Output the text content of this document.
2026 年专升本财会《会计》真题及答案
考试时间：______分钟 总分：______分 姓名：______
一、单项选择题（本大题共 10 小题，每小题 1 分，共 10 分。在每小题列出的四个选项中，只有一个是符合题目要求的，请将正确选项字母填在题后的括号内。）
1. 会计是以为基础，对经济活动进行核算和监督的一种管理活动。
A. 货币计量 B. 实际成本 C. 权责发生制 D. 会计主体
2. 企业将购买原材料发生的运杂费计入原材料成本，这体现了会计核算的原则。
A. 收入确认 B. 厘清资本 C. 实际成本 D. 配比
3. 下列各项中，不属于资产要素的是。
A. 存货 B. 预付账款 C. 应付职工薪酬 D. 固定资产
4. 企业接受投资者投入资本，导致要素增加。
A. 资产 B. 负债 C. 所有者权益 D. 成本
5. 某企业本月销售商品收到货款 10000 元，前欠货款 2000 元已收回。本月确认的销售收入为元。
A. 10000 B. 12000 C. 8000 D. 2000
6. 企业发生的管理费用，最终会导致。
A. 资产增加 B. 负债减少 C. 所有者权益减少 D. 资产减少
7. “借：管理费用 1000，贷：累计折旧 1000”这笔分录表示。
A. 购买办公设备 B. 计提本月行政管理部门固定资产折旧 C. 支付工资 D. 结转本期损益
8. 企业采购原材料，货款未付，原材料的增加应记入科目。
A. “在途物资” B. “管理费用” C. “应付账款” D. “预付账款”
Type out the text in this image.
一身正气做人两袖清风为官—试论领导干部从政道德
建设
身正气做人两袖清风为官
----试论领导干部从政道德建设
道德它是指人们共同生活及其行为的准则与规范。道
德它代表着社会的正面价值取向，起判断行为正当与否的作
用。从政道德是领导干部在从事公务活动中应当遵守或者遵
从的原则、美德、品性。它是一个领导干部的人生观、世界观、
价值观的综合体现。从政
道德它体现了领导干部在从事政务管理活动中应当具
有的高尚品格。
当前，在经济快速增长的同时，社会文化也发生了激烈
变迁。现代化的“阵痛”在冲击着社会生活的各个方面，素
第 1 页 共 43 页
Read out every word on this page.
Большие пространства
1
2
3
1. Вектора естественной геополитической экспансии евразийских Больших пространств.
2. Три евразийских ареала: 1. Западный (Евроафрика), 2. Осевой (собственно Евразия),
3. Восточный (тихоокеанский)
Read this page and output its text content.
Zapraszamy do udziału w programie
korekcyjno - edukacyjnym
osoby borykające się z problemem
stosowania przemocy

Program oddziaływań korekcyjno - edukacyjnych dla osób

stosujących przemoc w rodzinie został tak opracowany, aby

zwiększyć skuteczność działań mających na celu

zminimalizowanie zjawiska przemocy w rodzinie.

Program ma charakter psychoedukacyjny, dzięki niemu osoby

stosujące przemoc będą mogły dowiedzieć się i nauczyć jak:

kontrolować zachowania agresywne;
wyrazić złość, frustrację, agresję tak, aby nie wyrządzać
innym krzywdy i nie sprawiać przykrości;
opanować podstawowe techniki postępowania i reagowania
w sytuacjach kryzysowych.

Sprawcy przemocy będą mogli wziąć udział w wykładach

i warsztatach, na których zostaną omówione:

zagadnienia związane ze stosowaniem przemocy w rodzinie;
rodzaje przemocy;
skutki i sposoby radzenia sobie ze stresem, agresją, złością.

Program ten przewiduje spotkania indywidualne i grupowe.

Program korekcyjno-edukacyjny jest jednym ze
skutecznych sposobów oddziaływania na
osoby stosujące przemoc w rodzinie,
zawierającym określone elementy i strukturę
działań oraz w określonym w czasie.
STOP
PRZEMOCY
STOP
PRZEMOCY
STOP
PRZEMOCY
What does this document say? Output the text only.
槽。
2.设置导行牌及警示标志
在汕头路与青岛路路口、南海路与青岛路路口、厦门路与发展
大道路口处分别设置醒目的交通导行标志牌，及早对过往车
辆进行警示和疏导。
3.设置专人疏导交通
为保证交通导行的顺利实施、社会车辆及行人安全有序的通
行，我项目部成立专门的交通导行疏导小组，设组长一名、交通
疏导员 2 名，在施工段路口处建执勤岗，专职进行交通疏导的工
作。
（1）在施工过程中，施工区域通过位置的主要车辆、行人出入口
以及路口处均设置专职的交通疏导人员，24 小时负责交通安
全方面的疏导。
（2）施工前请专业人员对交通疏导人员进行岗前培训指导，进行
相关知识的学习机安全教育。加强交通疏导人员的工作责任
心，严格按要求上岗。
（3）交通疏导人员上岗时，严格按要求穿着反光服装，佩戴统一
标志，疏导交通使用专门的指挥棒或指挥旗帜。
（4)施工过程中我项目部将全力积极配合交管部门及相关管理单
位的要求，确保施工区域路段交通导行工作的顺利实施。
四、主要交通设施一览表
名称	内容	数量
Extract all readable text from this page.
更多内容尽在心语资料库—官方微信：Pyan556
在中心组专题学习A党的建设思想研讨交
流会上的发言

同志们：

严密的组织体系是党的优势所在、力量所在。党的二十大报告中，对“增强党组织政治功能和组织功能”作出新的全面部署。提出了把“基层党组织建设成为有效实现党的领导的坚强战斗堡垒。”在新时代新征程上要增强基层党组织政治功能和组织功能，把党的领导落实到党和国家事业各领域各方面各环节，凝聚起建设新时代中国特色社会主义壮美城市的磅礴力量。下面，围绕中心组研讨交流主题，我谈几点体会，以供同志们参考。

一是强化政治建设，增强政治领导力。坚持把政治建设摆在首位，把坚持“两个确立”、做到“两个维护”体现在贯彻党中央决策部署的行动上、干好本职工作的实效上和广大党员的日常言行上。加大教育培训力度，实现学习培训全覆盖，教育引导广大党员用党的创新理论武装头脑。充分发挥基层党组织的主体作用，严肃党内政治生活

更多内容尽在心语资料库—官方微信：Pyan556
# # # # # # #
> **What is expected**: Identify which lines contain the word "rodzinie" and copy each one.

> **Answer to this problem**:
stosujących przemoc w rodzinie został tak opracowany, aby
zminimalizowanie zjawiska przemocy w rodzinie.
zagadnienia związane ze stosowaniem przemocy w rodzinie;
osoby stosujące przemoc w rodzinie,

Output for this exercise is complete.